▶ _Problem requirements_: Among the following entries, count the lines that contain "with" and report only the result.

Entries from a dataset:
********************
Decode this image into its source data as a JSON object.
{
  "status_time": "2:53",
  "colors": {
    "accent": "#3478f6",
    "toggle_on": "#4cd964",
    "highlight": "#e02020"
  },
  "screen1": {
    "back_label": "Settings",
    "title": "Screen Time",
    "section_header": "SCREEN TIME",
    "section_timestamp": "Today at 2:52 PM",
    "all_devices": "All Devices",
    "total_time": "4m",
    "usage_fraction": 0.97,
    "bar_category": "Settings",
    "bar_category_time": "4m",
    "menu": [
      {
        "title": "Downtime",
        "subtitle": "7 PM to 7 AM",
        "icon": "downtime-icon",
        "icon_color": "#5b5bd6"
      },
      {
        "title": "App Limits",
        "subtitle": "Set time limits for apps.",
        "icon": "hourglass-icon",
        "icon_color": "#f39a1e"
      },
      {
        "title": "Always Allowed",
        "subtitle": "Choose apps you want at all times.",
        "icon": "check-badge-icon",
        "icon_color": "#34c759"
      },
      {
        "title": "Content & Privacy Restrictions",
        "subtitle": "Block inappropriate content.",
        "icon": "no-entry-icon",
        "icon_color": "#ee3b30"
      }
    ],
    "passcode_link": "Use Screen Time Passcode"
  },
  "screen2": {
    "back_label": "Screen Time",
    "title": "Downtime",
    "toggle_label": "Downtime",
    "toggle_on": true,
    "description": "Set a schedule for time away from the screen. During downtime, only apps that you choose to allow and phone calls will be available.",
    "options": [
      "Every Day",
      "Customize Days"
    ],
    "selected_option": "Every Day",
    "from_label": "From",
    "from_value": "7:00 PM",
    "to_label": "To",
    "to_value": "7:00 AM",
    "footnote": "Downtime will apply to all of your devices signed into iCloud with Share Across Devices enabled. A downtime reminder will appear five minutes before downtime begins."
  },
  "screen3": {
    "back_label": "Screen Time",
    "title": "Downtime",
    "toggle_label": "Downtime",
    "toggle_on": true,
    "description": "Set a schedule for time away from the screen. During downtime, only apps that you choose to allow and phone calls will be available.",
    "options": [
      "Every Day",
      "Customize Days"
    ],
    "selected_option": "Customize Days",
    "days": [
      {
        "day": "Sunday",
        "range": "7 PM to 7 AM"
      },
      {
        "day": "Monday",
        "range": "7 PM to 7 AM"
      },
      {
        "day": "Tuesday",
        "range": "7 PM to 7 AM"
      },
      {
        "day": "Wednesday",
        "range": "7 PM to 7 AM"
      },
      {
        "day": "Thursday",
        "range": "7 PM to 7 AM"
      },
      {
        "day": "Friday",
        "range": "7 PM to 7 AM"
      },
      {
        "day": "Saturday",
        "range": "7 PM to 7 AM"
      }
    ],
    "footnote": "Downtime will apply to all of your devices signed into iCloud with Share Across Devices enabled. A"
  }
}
********************
▶ _Result_: 2